Rewrite the records below, putting "Participant-Rated" wherever "Self-Reported" appears and leaving everything else unchanged.

━━━━━ Exercise materials ━━━━━

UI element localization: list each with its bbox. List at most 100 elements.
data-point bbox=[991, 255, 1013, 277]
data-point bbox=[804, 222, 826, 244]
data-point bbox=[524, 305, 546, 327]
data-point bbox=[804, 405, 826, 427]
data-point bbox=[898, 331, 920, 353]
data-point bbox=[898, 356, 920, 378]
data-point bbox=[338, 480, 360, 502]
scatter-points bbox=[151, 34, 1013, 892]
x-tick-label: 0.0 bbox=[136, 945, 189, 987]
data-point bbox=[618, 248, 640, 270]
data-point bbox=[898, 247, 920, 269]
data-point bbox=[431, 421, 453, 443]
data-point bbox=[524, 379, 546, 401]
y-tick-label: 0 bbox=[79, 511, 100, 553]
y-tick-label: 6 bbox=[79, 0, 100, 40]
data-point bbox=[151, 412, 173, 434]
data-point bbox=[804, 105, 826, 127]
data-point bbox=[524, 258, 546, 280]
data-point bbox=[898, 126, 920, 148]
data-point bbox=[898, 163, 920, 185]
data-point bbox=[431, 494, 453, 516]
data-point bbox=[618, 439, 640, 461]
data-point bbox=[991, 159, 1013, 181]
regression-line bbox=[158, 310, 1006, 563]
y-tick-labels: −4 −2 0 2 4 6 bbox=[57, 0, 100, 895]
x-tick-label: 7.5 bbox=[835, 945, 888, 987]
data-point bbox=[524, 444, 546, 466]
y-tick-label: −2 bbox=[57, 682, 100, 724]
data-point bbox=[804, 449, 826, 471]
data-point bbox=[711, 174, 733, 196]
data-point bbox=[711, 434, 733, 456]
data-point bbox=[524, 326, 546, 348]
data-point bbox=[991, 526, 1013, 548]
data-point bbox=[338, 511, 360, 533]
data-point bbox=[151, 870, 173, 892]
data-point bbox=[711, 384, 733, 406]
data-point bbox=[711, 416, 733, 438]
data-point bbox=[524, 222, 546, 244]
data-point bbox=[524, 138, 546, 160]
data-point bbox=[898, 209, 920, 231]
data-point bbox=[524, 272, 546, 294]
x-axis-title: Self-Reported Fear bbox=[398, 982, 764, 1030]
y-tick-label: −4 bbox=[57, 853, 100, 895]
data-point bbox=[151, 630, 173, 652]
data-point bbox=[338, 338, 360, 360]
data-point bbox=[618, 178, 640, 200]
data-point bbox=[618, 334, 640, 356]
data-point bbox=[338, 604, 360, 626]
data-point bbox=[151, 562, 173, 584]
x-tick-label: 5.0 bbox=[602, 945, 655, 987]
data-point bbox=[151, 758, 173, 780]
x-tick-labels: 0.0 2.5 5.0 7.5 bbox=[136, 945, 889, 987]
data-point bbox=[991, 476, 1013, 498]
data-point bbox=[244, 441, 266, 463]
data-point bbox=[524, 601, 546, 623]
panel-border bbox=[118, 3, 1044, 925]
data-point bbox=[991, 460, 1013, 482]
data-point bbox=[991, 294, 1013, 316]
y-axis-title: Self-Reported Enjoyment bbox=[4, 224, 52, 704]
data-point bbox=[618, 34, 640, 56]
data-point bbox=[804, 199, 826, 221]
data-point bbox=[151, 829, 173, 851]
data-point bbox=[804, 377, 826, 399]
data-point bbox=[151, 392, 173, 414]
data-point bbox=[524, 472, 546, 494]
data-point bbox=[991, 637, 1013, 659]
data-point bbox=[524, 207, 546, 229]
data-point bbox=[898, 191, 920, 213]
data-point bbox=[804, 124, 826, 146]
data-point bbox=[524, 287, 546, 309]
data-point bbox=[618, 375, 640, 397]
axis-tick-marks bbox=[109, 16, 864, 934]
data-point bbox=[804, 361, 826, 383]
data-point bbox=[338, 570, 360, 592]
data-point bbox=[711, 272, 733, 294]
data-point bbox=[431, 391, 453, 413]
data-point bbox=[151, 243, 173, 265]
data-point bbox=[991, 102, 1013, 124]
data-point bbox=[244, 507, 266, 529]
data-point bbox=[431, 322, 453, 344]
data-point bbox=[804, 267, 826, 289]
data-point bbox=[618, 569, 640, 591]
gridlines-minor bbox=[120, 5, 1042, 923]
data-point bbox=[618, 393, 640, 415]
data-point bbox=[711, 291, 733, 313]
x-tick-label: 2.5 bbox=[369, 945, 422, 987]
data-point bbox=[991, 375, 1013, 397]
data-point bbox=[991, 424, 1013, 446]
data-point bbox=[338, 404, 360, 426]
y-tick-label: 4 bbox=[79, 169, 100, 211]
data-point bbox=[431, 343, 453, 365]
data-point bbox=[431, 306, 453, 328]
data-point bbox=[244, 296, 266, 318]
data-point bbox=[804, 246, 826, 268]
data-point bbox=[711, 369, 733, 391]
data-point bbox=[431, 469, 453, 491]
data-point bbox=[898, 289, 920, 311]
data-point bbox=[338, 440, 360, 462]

━━━━━

- Response to the task:
UI element localization: list each with its bbox. List at most 100 elements.
data-point bbox=[991, 255, 1013, 277]
data-point bbox=[804, 222, 826, 244]
data-point bbox=[524, 305, 546, 327]
data-point bbox=[804, 405, 826, 427]
data-point bbox=[898, 331, 920, 353]
data-point bbox=[898, 356, 920, 378]
data-point bbox=[338, 480, 360, 502]
scatter-points bbox=[151, 34, 1013, 892]
x-tick-label: 0.0 bbox=[136, 945, 189, 987]
data-point bbox=[618, 248, 640, 270]
data-point bbox=[898, 247, 920, 269]
data-point bbox=[431, 421, 453, 443]
data-point bbox=[524, 379, 546, 401]
y-tick-label: 0 bbox=[79, 511, 100, 553]
y-tick-label: 6 bbox=[79, 0, 100, 40]
data-point bbox=[151, 412, 173, 434]
data-point bbox=[804, 105, 826, 127]
data-point bbox=[524, 258, 546, 280]
data-point bbox=[898, 126, 920, 148]
data-point bbox=[898, 163, 920, 185]
data-point bbox=[431, 494, 453, 516]
data-point bbox=[618, 439, 640, 461]
data-point bbox=[991, 159, 1013, 181]
regression-line bbox=[158, 310, 1006, 563]
y-tick-labels: −4 −2 0 2 4 6 bbox=[57, 0, 100, 895]
x-tick-label: 7.5 bbox=[835, 945, 888, 987]
data-point bbox=[524, 444, 546, 466]
y-tick-label: −2 bbox=[57, 682, 100, 724]
data-point bbox=[804, 449, 826, 471]
data-point bbox=[711, 174, 733, 196]
data-point bbox=[711, 434, 733, 456]
data-point bbox=[524, 326, 546, 348]
data-point bbox=[991, 526, 1013, 548]
data-point bbox=[338, 511, 360, 533]
data-point bbox=[151, 870, 173, 892]
data-point bbox=[711, 384, 733, 406]
data-point bbox=[711, 416, 733, 438]
data-point bbox=[524, 222, 546, 244]
data-point bbox=[524, 138, 546, 160]
data-point bbox=[898, 209, 920, 231]
data-point bbox=[524, 272, 546, 294]
x-axis-title: Participant-Rated Fear bbox=[398, 982, 764, 1030]
y-tick-label: −4 bbox=[57, 853, 100, 895]
data-point bbox=[151, 630, 173, 652]
data-point bbox=[338, 338, 360, 360]
data-point bbox=[618, 178, 640, 200]
data-point bbox=[618, 334, 640, 356]
data-point bbox=[338, 604, 360, 626]
data-point bbox=[151, 562, 173, 584]
x-tick-label: 5.0 bbox=[602, 945, 655, 987]
data-point bbox=[151, 758, 173, 780]
x-tick-labels: 0.0 2.5 5.0 7.5 bbox=[136, 945, 889, 987]
data-point bbox=[991, 476, 1013, 498]
data-point bbox=[244, 441, 266, 463]
data-point bbox=[524, 601, 546, 623]
panel-border bbox=[118, 3, 1044, 925]
data-point bbox=[991, 460, 1013, 482]
data-point bbox=[991, 294, 1013, 316]
y-axis-title: Participant-Rated Enjoyment bbox=[4, 224, 52, 704]
data-point bbox=[618, 34, 640, 56]
data-point bbox=[804, 199, 826, 221]
data-point bbox=[151, 829, 173, 851]
data-point bbox=[804, 377, 826, 399]
data-point bbox=[151, 392, 173, 414]
data-point bbox=[524, 472, 546, 494]
data-point bbox=[991, 637, 1013, 659]
data-point bbox=[524, 207, 546, 229]
data-point bbox=[898, 191, 920, 213]
data-point bbox=[804, 124, 826, 146]
data-point bbox=[524, 287, 546, 309]
data-point bbox=[618, 375, 640, 397]
axis-tick-marks bbox=[109, 16, 864, 934]
data-point bbox=[804, 361, 826, 383]
data-point bbox=[338, 570, 360, 592]
data-point bbox=[711, 272, 733, 294]
data-point bbox=[431, 391, 453, 413]
data-point bbox=[151, 243, 173, 265]
data-point bbox=[991, 102, 1013, 124]
data-point bbox=[244, 507, 266, 529]
data-point bbox=[431, 322, 453, 344]
data-point bbox=[804, 267, 826, 289]
data-point bbox=[618, 569, 640, 591]
gridlines-minor bbox=[120, 5, 1042, 923]
data-point bbox=[618, 393, 640, 415]
data-point bbox=[711, 291, 733, 313]
x-tick-label: 2.5 bbox=[369, 945, 422, 987]
data-point bbox=[991, 375, 1013, 397]
data-point bbox=[991, 424, 1013, 446]
data-point bbox=[338, 404, 360, 426]
y-tick-label: 4 bbox=[79, 169, 100, 211]
data-point bbox=[431, 343, 453, 365]
data-point bbox=[431, 306, 453, 328]
data-point bbox=[244, 296, 266, 318]
data-point bbox=[804, 246, 826, 268]
data-point bbox=[711, 369, 733, 391]
data-point bbox=[431, 469, 453, 491]
data-point bbox=[898, 289, 920, 311]
data-point bbox=[338, 440, 360, 462]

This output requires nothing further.